= GOAL OF THE EXERCISE =
When you have gone through the entries below, state how many lines include the word "rest" and write nothing else.

Records drawn from a dataset
::::

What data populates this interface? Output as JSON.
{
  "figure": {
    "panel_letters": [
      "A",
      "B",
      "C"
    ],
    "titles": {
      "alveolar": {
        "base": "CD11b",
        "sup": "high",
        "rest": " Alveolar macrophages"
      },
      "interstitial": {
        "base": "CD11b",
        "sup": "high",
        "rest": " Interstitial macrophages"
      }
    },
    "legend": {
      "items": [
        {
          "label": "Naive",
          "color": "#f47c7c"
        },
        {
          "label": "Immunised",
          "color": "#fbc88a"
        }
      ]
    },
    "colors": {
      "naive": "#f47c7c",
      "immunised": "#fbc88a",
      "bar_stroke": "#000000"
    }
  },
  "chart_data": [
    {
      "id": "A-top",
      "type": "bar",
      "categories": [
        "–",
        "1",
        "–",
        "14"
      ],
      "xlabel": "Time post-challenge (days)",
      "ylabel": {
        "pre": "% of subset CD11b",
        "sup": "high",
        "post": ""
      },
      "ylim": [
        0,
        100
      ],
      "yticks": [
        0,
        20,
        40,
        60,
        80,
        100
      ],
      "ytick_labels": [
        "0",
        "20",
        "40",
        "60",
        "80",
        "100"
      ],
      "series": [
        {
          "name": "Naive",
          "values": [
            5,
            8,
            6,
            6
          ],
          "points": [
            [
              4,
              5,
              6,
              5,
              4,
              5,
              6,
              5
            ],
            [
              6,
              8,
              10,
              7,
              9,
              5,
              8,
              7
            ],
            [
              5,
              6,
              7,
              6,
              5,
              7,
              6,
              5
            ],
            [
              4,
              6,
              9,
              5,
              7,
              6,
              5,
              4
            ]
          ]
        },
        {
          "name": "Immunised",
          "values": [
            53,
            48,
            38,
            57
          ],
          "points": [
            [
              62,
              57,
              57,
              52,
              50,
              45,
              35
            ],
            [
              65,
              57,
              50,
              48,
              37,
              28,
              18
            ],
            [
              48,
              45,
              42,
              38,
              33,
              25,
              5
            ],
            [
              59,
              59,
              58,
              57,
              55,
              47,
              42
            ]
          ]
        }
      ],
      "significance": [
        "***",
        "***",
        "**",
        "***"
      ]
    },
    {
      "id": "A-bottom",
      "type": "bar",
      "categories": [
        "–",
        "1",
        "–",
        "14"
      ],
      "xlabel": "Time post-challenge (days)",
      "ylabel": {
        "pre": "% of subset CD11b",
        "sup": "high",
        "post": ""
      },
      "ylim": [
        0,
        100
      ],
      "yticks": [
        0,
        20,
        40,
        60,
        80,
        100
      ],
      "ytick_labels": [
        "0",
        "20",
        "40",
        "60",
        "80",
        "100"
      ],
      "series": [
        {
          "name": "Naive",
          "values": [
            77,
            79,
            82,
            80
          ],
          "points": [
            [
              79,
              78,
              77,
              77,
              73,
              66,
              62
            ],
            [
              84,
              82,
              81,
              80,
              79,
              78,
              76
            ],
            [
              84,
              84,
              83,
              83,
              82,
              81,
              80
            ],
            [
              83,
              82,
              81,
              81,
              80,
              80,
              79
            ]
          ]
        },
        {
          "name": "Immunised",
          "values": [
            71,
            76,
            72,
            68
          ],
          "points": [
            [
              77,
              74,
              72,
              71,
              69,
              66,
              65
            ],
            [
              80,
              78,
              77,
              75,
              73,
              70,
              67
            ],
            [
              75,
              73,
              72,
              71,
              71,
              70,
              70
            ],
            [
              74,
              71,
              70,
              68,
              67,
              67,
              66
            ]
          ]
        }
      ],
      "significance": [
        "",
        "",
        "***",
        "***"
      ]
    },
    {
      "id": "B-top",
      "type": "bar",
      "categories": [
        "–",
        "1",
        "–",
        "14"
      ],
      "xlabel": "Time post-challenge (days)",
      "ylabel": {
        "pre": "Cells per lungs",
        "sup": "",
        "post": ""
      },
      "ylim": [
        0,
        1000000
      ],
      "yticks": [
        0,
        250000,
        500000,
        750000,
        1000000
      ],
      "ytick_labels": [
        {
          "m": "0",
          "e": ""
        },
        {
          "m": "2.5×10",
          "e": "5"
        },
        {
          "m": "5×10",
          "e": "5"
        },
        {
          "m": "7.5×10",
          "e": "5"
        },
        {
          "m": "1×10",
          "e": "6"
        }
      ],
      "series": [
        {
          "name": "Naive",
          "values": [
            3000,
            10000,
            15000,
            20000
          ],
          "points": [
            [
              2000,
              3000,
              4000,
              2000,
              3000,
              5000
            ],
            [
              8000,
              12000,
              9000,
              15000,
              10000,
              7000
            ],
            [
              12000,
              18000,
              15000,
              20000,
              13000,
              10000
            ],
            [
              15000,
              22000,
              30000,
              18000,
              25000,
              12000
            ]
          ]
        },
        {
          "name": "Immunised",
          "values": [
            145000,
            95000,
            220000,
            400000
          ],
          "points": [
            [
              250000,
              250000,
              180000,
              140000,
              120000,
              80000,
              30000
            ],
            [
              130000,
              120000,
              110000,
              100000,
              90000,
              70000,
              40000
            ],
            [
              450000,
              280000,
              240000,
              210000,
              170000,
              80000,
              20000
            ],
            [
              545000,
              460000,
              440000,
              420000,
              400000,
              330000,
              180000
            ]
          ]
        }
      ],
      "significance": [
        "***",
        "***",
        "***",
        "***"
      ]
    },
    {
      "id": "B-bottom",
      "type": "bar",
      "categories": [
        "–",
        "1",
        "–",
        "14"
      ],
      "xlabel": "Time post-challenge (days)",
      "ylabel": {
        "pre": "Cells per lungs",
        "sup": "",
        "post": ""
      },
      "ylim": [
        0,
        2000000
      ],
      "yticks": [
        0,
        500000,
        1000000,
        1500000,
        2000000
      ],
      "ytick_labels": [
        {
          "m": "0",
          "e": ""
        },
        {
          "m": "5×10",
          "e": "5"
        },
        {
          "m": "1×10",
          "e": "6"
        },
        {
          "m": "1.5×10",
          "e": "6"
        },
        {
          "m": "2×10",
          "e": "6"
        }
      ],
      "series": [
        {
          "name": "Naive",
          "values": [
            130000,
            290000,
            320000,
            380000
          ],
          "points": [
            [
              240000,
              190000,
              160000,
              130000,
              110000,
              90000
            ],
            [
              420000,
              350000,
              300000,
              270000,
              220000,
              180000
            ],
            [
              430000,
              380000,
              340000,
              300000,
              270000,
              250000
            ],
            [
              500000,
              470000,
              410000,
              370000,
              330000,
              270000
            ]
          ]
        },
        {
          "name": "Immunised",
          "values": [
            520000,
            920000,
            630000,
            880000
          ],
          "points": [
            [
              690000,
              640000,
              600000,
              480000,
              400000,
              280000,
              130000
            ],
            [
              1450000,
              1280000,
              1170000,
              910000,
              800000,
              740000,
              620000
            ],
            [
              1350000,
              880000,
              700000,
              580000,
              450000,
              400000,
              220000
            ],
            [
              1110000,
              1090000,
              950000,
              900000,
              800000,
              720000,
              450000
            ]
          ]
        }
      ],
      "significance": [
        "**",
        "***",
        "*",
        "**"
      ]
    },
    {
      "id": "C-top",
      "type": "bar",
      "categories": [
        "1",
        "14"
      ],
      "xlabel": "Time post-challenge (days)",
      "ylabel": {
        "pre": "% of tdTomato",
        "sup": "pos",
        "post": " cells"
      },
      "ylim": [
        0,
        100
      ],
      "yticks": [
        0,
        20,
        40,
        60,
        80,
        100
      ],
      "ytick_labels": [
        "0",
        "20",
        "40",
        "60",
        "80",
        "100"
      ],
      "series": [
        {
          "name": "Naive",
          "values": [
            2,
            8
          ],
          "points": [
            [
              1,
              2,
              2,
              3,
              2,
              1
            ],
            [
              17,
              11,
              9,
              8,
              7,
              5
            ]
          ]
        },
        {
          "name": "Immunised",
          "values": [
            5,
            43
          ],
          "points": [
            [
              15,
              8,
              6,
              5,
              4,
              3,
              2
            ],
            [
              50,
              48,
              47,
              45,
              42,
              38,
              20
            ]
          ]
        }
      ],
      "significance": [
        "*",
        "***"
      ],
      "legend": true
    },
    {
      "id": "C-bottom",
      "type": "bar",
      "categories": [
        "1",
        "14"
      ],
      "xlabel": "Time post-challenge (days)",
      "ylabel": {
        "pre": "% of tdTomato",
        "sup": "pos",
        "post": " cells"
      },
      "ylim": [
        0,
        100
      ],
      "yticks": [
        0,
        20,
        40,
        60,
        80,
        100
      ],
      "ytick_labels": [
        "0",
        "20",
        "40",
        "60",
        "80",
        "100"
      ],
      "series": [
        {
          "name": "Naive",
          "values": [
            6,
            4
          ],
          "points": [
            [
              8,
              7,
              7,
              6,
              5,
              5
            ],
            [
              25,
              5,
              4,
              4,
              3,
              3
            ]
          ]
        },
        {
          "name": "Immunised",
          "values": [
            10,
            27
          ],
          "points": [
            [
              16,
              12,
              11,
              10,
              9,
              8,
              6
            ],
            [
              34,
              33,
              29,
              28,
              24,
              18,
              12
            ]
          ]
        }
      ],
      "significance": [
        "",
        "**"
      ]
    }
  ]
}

::::

= ANSWER FOR THIS EXERCISE =
2